Exercise aim:
List each line of the data that holds the string "combined", please.
*** Source records
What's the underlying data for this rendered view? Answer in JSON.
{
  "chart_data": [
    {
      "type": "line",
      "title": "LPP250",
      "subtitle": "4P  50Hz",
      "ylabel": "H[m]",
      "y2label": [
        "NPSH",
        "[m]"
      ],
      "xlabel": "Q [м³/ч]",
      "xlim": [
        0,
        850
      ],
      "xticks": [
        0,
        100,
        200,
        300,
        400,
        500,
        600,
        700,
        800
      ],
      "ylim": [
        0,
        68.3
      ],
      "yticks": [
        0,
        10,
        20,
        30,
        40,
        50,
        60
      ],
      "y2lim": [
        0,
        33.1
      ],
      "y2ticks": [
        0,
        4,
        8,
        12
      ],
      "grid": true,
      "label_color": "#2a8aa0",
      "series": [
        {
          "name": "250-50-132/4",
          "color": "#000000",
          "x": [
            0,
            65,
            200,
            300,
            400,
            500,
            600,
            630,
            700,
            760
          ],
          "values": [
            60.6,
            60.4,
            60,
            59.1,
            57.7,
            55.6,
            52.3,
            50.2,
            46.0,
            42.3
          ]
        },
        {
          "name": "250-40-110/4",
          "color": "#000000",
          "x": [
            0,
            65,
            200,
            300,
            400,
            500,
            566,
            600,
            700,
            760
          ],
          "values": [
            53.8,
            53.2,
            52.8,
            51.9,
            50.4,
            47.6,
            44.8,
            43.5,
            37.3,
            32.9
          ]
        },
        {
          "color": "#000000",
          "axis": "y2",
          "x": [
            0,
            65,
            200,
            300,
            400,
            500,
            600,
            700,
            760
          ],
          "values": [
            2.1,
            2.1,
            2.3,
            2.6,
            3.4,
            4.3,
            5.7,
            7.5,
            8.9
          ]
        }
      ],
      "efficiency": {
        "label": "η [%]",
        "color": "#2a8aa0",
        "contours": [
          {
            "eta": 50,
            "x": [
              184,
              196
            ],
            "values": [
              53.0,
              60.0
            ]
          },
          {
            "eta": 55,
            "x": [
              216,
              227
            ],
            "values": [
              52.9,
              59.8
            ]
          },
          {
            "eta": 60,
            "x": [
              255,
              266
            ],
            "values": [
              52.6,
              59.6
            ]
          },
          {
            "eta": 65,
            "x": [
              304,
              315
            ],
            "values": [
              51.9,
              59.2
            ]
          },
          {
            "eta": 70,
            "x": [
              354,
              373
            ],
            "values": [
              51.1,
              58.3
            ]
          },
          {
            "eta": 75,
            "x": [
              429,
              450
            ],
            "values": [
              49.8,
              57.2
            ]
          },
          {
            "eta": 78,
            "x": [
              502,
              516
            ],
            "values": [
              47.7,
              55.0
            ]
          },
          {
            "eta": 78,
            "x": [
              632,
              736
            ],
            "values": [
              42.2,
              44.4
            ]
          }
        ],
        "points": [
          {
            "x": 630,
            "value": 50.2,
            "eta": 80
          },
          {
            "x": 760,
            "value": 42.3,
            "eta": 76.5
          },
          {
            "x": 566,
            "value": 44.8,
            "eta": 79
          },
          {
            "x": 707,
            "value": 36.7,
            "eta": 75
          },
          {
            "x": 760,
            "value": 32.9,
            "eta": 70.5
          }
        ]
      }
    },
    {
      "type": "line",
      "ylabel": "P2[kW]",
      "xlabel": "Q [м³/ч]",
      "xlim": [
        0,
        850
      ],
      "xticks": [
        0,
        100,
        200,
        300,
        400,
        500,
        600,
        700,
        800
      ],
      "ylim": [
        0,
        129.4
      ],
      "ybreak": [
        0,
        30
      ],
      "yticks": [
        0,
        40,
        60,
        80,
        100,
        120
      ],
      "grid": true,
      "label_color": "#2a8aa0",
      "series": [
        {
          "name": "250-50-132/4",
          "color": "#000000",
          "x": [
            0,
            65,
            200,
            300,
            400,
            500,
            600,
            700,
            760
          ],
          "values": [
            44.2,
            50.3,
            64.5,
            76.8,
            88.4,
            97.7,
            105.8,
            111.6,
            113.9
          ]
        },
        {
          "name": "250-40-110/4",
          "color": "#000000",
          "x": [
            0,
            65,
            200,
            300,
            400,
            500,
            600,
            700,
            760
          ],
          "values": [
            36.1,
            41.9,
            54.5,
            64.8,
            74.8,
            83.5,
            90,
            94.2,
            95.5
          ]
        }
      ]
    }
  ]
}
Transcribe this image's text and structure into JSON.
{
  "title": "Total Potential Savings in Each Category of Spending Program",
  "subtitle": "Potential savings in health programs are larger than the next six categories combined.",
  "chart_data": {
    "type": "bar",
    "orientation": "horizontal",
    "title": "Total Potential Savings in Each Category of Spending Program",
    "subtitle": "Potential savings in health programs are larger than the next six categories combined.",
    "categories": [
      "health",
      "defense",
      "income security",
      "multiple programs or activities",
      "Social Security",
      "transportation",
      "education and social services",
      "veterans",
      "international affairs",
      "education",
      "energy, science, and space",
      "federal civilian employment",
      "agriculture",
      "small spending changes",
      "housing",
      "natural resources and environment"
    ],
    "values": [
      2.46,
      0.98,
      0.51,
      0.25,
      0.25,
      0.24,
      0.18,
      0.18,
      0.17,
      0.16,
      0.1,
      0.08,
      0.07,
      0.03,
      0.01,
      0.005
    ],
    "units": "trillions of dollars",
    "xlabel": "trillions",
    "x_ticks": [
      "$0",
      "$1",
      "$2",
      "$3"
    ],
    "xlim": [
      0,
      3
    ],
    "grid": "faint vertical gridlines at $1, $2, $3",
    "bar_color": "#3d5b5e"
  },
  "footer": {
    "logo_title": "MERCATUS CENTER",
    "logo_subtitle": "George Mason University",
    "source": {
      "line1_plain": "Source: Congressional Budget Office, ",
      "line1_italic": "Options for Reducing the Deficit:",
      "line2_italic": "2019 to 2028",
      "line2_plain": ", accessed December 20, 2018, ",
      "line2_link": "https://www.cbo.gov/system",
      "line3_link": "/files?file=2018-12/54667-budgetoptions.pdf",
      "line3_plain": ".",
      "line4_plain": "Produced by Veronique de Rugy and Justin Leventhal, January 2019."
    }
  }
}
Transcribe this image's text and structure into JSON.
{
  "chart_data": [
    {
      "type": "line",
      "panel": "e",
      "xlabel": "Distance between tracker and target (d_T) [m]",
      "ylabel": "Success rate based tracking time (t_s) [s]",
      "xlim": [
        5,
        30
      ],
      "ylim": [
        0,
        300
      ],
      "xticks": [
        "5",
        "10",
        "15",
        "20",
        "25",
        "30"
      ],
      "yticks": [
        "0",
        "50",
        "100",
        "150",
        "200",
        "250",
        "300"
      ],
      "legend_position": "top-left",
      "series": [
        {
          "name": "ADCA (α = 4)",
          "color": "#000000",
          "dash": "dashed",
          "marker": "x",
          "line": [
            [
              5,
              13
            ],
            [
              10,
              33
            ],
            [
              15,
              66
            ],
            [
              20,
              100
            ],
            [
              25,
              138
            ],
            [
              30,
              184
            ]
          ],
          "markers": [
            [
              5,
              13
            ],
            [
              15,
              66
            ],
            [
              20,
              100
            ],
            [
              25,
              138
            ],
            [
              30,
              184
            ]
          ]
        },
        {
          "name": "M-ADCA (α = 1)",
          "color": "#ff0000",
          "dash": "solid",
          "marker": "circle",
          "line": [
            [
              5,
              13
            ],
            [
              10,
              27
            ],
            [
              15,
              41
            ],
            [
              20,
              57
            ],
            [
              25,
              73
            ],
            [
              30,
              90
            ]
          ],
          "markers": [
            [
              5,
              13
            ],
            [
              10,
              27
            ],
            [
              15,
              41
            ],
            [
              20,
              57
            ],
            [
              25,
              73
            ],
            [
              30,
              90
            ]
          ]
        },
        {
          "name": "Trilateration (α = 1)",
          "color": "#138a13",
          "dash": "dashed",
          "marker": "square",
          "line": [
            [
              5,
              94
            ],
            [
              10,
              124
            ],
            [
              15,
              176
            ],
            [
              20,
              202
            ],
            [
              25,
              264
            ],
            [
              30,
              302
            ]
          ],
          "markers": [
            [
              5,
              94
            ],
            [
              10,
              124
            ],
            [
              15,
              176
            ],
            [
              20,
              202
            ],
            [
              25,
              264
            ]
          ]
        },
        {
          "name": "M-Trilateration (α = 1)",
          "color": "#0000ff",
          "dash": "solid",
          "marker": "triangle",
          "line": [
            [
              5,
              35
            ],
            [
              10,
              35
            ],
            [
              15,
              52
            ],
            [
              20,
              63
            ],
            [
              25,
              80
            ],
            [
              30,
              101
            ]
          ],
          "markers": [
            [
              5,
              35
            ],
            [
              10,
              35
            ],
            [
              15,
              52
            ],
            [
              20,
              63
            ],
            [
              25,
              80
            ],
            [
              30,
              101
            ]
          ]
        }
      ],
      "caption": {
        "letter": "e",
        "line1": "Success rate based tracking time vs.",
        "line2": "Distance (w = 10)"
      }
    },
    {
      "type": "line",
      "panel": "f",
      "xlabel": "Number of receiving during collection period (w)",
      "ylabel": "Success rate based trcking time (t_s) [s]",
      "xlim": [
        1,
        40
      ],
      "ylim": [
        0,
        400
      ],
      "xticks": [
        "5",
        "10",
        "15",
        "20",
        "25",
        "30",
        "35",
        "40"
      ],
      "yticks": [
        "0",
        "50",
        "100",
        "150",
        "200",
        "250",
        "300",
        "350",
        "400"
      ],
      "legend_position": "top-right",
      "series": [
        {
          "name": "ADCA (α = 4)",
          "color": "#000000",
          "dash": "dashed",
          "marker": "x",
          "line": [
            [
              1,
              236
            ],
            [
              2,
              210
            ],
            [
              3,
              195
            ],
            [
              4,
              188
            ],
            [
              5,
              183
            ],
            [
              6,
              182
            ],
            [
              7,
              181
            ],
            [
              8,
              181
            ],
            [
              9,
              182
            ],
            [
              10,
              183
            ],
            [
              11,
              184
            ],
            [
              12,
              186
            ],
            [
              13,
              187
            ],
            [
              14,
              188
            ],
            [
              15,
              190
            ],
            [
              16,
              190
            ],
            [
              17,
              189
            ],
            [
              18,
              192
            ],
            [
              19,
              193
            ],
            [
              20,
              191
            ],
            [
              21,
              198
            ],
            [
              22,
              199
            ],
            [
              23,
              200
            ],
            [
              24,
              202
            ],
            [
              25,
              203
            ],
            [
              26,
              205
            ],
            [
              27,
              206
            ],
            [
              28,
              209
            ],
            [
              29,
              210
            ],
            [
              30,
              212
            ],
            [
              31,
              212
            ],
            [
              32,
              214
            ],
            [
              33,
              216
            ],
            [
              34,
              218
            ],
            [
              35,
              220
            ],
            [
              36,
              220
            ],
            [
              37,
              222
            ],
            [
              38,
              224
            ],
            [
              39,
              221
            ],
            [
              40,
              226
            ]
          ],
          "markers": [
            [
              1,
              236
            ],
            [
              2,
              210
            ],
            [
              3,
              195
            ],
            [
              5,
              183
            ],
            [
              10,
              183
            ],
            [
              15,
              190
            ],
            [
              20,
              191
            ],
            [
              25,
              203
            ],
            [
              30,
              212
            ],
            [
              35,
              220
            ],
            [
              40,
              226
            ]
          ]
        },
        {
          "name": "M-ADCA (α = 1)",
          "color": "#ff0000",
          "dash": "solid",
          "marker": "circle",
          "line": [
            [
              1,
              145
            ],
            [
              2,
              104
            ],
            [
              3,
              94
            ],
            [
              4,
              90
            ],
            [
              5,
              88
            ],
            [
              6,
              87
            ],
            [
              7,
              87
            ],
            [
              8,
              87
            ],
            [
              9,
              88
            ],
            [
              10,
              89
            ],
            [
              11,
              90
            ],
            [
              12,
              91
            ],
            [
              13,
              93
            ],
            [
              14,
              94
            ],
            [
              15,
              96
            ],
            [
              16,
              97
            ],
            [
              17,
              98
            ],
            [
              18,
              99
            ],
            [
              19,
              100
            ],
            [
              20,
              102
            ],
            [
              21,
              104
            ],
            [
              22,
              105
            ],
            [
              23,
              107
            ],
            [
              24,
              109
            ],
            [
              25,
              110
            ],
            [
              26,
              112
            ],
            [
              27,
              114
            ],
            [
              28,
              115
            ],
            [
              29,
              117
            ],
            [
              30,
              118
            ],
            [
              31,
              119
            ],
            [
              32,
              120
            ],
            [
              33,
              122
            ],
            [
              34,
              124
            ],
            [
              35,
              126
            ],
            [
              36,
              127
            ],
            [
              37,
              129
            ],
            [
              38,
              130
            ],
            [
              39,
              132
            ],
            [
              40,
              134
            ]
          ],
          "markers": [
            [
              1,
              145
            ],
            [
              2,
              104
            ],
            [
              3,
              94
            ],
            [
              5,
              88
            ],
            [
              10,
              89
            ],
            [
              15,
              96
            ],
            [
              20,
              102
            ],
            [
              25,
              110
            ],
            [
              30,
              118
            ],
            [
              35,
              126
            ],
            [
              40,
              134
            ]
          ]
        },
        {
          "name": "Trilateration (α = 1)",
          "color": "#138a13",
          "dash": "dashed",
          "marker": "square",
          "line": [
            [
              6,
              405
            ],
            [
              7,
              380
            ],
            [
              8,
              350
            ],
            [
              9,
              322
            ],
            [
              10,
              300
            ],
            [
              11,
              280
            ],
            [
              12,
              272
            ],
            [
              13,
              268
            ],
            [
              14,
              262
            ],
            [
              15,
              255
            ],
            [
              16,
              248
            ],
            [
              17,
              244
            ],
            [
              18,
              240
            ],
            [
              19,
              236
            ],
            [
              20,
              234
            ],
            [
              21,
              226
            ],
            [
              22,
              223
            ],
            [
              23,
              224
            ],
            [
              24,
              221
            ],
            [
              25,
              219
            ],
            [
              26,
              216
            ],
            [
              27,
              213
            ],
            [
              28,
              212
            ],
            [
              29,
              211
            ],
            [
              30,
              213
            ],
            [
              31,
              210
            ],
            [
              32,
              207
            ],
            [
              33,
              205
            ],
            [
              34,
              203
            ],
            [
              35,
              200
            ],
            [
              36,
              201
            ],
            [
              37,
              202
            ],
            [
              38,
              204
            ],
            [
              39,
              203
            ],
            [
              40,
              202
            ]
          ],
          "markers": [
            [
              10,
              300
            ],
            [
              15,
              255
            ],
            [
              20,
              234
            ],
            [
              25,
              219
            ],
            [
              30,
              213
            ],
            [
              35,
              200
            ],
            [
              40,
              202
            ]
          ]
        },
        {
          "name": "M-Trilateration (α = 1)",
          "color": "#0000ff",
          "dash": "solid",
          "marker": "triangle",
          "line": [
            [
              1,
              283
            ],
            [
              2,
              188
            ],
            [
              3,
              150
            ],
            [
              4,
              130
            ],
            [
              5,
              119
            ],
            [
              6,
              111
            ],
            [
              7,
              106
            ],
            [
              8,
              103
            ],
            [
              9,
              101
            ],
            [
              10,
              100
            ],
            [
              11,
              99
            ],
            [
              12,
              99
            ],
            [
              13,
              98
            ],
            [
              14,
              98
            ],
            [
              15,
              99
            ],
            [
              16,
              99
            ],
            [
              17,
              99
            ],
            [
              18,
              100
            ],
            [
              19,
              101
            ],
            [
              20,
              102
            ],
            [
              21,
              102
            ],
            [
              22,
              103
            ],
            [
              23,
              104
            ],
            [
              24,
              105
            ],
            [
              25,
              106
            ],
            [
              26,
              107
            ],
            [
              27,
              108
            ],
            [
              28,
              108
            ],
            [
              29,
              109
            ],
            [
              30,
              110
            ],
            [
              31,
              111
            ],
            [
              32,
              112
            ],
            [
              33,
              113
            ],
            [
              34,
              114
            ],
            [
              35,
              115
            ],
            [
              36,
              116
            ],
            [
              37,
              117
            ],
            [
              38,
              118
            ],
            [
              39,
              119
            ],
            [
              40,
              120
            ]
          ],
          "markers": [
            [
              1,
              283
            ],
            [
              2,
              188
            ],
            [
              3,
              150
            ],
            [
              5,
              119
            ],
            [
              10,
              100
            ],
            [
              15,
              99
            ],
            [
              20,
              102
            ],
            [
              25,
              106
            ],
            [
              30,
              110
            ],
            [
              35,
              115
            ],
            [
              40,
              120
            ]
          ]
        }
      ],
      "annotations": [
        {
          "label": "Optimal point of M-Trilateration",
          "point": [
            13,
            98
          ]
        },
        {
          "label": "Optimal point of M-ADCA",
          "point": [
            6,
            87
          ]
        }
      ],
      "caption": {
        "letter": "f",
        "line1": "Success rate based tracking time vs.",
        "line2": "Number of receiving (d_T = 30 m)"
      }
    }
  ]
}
******
The answer:
  "subtitle": "Potential savings in health programs are larger than the next six categories combined.",
    "subtitle": "Potential savings in health programs are larger than the next six categories combined.",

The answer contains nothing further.